Find the word "учреждения" in the records below. List each line containing it.

[Dataset items]
┌──
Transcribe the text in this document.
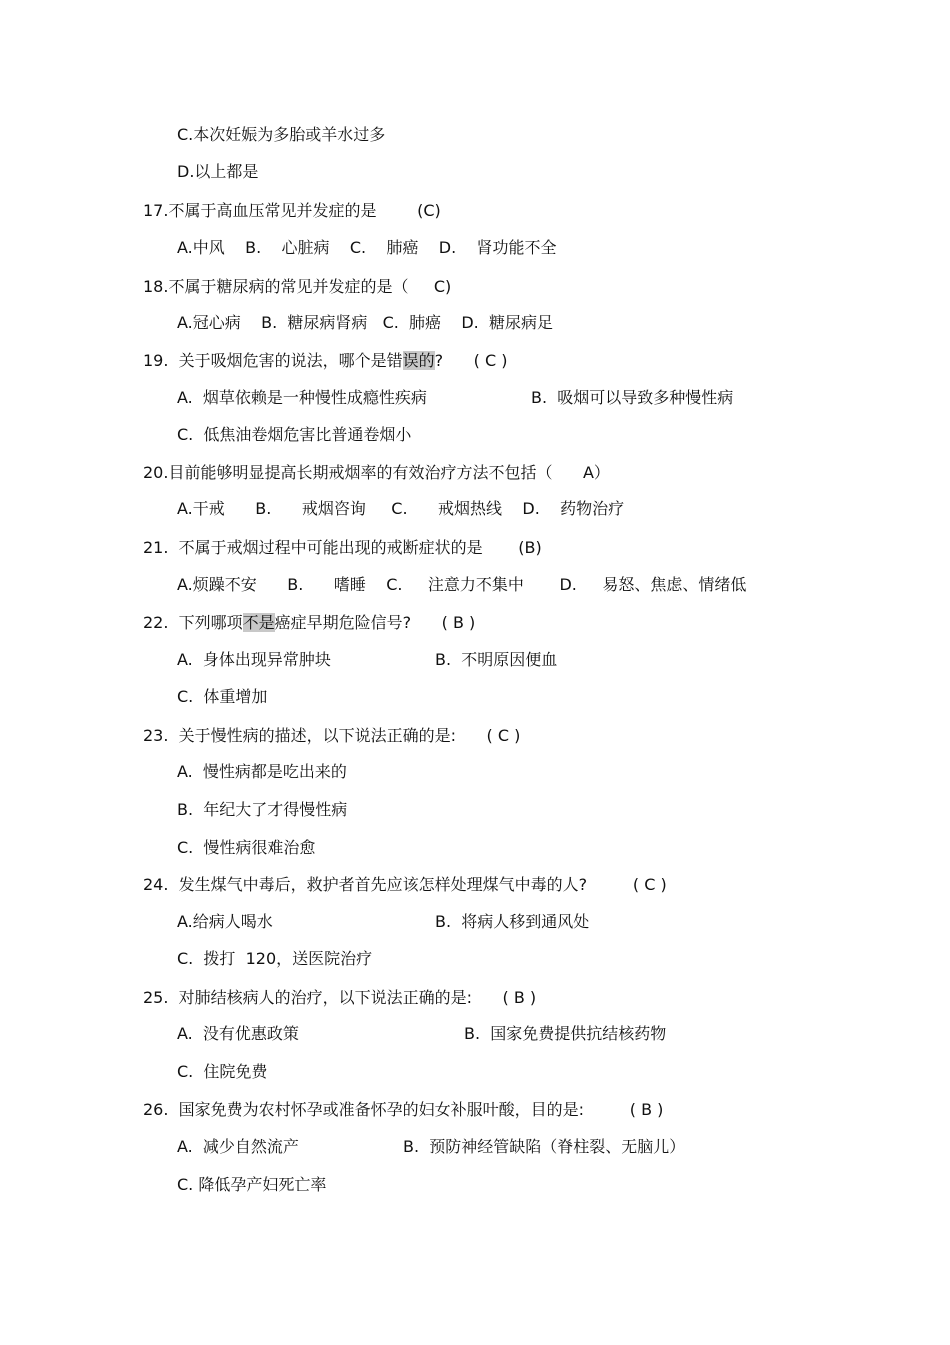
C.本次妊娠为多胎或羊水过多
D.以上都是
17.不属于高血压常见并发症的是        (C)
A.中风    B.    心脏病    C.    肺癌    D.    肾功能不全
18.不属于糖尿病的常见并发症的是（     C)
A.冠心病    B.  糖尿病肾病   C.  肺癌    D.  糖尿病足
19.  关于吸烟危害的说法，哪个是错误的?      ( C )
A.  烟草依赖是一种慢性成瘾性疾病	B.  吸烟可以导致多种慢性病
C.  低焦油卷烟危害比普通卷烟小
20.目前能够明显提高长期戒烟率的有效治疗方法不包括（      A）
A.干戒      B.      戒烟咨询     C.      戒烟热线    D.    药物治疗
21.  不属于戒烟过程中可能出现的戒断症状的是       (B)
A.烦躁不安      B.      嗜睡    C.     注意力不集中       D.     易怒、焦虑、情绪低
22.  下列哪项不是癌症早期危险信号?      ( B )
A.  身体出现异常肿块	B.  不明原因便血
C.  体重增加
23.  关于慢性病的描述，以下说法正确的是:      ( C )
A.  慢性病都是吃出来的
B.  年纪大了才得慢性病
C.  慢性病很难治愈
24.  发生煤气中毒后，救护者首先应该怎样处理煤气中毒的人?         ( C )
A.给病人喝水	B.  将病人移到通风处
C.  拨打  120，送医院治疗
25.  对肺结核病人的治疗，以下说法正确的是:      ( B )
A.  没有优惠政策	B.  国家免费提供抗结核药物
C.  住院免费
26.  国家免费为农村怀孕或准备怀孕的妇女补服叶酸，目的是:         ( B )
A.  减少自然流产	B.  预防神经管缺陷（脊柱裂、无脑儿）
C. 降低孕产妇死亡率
└──
┌──
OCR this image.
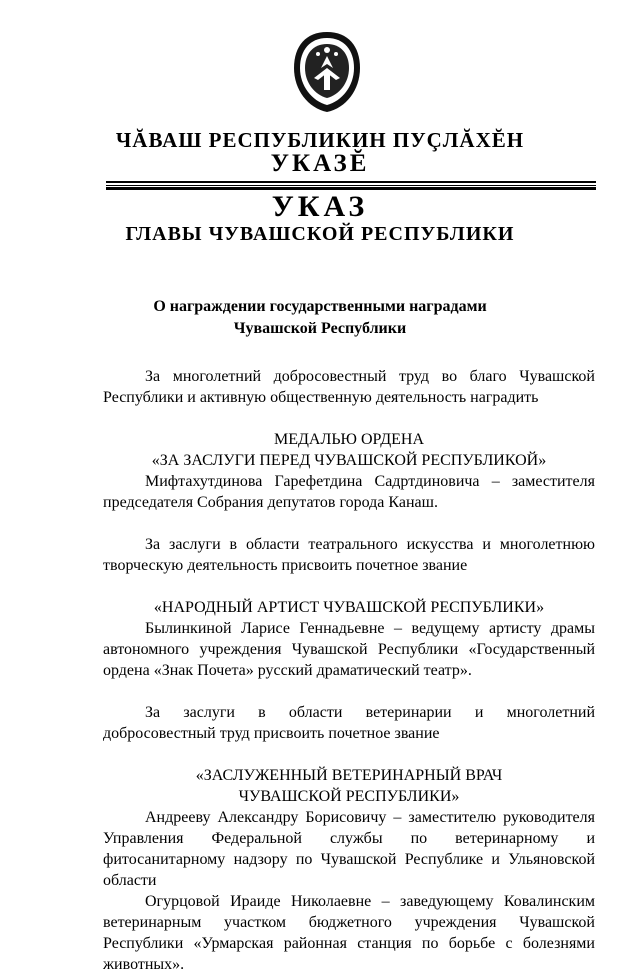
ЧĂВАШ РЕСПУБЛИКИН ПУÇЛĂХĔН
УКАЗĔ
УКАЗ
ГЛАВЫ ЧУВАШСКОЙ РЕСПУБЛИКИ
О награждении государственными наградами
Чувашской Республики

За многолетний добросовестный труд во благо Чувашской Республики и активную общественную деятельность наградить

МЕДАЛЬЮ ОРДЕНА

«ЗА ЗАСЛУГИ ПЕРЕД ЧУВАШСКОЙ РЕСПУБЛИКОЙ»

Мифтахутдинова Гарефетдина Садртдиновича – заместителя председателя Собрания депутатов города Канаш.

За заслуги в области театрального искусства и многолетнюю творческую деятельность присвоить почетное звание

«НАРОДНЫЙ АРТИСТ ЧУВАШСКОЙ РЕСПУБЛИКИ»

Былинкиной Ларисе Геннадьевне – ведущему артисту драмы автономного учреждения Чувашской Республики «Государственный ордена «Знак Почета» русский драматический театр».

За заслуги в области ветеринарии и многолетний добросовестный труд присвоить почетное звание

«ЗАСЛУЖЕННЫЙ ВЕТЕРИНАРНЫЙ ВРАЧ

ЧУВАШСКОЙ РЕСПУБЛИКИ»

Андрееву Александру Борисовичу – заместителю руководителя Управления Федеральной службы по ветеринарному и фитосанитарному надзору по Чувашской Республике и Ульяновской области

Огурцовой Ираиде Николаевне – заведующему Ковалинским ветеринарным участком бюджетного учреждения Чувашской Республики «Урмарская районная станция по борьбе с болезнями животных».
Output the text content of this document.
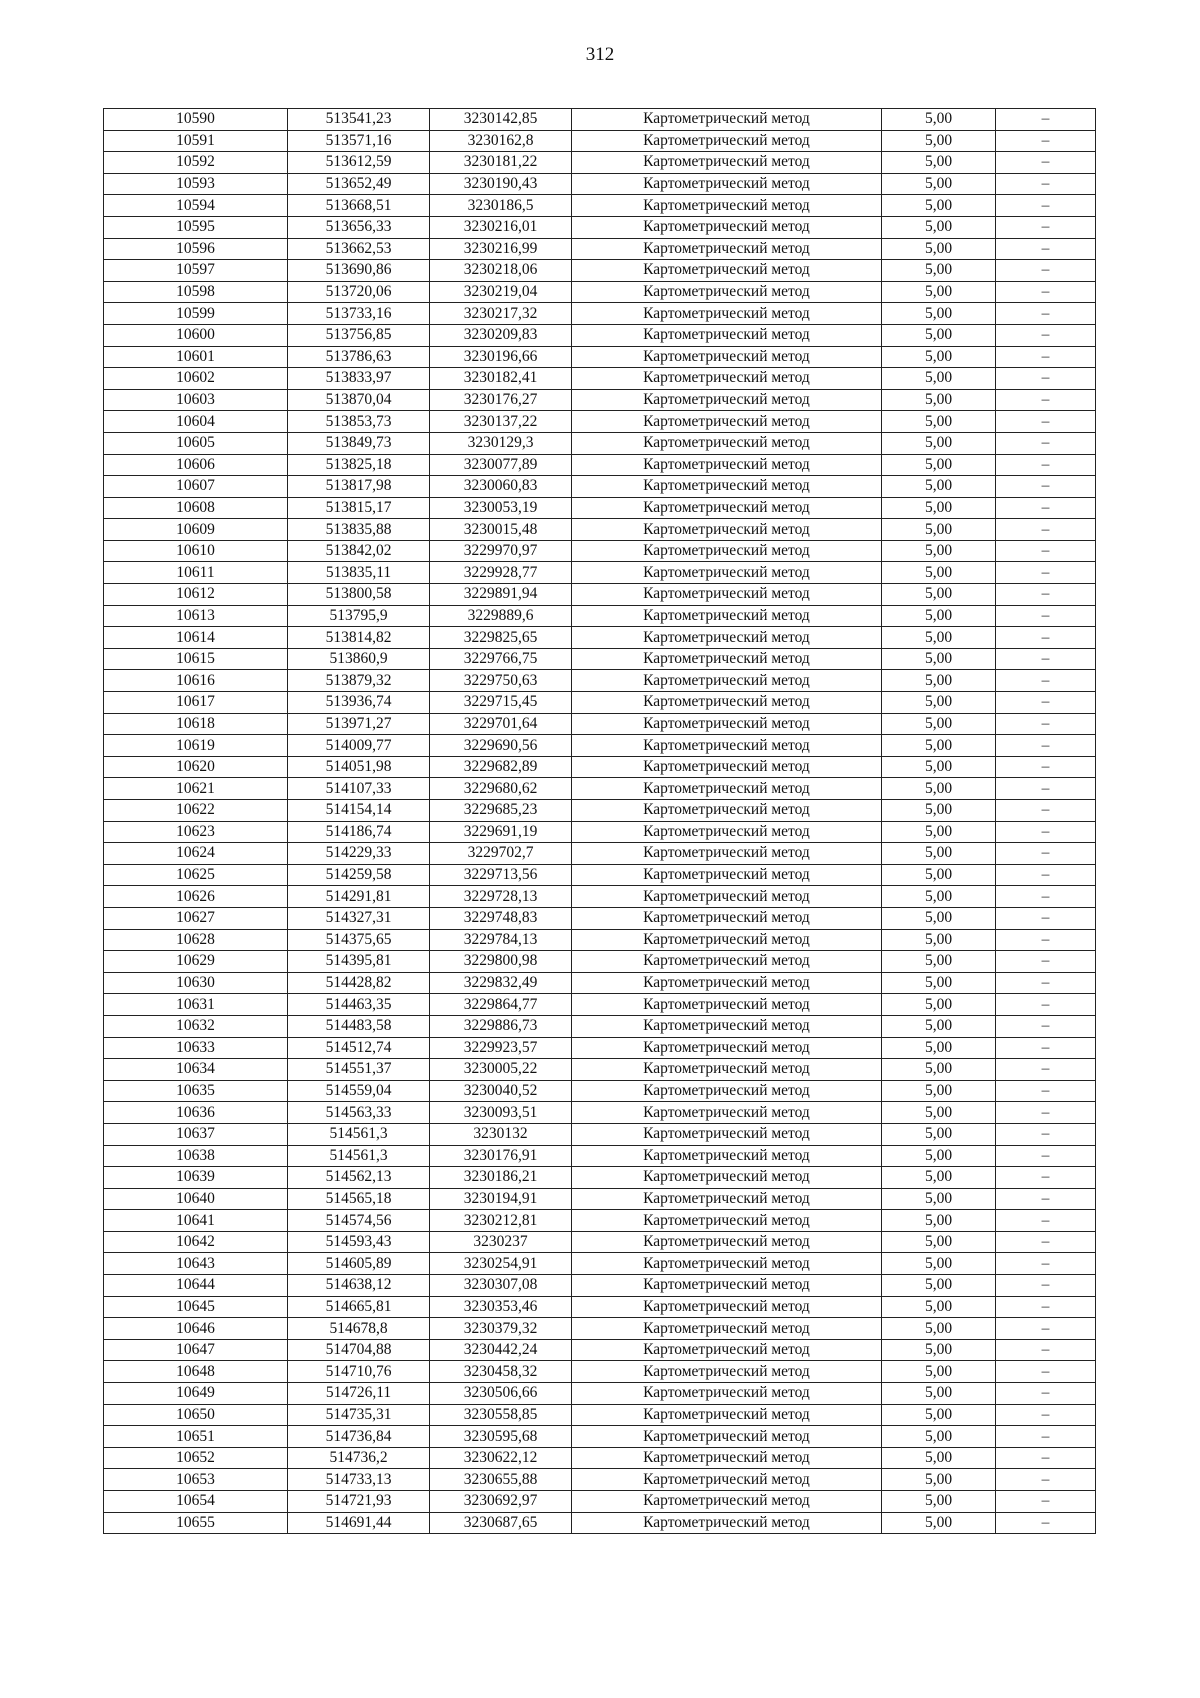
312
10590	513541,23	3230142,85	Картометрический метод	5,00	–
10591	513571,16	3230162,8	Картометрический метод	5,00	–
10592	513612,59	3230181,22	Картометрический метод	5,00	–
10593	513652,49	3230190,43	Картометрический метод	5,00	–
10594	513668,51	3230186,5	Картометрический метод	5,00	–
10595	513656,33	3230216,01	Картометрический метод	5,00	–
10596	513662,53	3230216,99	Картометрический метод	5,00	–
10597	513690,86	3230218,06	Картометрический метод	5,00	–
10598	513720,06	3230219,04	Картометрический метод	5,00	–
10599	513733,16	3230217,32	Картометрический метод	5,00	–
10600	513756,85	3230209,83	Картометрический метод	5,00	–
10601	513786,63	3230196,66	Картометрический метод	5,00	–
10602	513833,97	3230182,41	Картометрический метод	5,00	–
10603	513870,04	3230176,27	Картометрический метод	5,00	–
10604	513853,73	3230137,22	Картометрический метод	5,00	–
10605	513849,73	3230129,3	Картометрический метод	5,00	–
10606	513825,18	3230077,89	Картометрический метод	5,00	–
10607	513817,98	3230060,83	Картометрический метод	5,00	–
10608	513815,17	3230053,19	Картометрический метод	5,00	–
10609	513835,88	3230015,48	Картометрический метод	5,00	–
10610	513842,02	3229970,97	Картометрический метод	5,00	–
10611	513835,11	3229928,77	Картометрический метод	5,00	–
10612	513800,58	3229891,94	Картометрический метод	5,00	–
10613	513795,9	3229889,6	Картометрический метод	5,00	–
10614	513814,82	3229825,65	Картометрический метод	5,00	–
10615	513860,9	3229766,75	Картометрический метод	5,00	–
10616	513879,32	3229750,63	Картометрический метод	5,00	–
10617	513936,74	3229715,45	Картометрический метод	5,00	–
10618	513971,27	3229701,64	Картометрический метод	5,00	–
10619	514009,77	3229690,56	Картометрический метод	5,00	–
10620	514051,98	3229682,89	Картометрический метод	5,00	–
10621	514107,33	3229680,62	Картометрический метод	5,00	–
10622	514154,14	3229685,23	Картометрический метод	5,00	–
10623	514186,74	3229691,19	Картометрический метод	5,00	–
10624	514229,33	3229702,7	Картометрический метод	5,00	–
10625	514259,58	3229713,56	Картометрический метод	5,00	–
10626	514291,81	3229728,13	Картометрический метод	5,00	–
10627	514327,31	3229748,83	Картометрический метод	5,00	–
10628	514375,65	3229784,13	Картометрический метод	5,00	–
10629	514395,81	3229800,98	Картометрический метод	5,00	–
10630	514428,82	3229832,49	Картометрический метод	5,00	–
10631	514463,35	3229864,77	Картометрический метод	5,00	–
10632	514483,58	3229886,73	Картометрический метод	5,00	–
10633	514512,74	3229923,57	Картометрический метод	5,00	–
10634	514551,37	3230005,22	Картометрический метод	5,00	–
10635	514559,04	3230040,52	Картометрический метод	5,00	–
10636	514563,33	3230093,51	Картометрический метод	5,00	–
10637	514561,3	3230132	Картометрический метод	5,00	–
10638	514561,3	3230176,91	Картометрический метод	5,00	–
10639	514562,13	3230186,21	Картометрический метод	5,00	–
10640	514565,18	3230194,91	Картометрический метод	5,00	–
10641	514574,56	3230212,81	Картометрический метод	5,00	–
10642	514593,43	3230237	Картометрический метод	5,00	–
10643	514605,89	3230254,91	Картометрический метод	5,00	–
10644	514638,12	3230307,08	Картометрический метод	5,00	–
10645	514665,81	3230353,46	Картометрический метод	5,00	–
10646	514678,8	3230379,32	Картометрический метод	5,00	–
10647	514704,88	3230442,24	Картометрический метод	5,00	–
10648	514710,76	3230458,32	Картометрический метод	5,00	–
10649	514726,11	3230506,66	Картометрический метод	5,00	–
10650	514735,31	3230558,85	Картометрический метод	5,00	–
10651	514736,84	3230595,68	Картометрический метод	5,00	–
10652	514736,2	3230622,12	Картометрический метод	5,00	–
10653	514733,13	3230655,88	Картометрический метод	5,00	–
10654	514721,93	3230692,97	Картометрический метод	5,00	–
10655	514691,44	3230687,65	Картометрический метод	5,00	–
└──
┌──
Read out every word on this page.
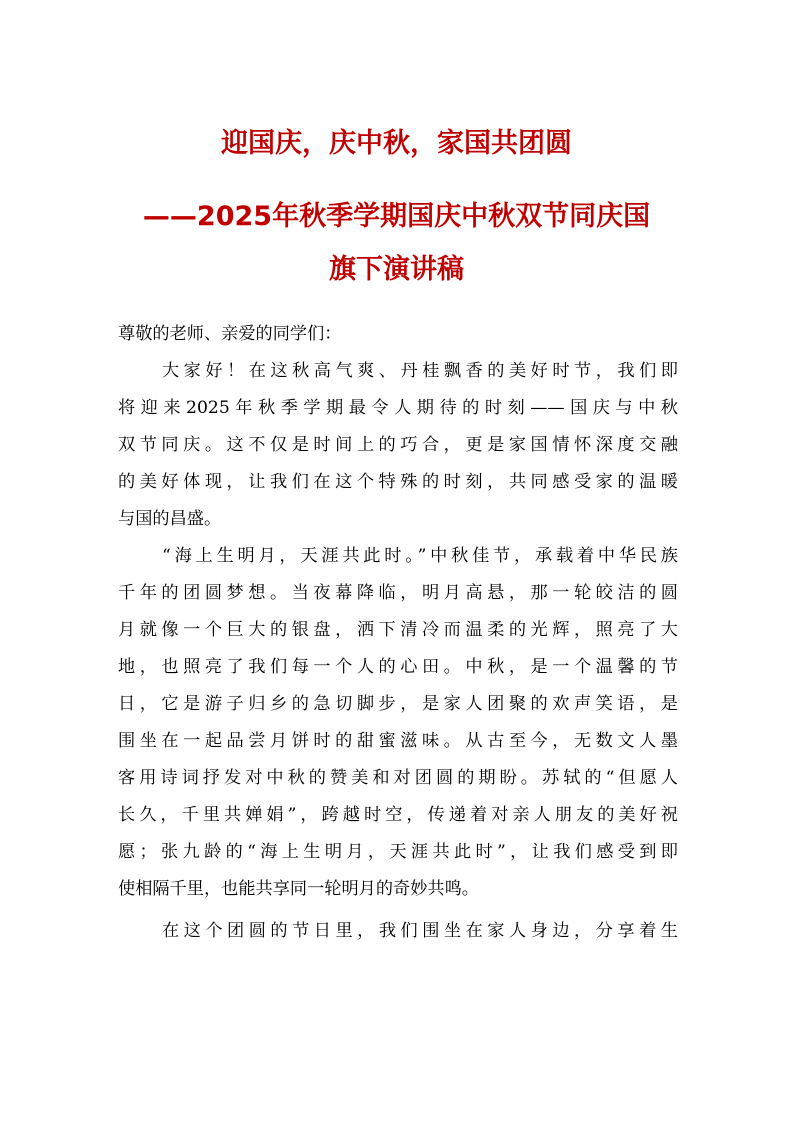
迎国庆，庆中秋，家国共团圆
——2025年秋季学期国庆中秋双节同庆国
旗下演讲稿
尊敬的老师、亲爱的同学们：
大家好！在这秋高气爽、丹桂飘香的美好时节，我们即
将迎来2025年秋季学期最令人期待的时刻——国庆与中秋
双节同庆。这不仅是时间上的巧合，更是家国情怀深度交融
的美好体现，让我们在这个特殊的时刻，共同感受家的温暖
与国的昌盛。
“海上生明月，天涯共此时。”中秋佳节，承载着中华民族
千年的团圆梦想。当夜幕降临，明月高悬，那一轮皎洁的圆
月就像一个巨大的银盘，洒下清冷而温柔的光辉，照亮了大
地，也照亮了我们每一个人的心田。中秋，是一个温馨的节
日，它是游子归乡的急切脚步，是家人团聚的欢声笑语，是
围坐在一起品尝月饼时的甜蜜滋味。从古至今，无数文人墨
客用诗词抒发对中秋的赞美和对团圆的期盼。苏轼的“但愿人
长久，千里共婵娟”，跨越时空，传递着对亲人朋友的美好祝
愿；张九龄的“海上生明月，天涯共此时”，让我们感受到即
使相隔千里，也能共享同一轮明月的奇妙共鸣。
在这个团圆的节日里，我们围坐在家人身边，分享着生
└──
> [Answer to the task]:
Былинкиной Ларисе Геннадьевне – ведущему артисту драмы автономного учреждения Чувашской Республики «Государственный ордена «Знак Почета» русский драматический театр».
Огурцовой Ираиде Николаевне – заведующему Ковалинским ветеринарным участком бюджетного учреждения Чувашской Республики «Урмарская районная станция по борьбе с болезнями животных».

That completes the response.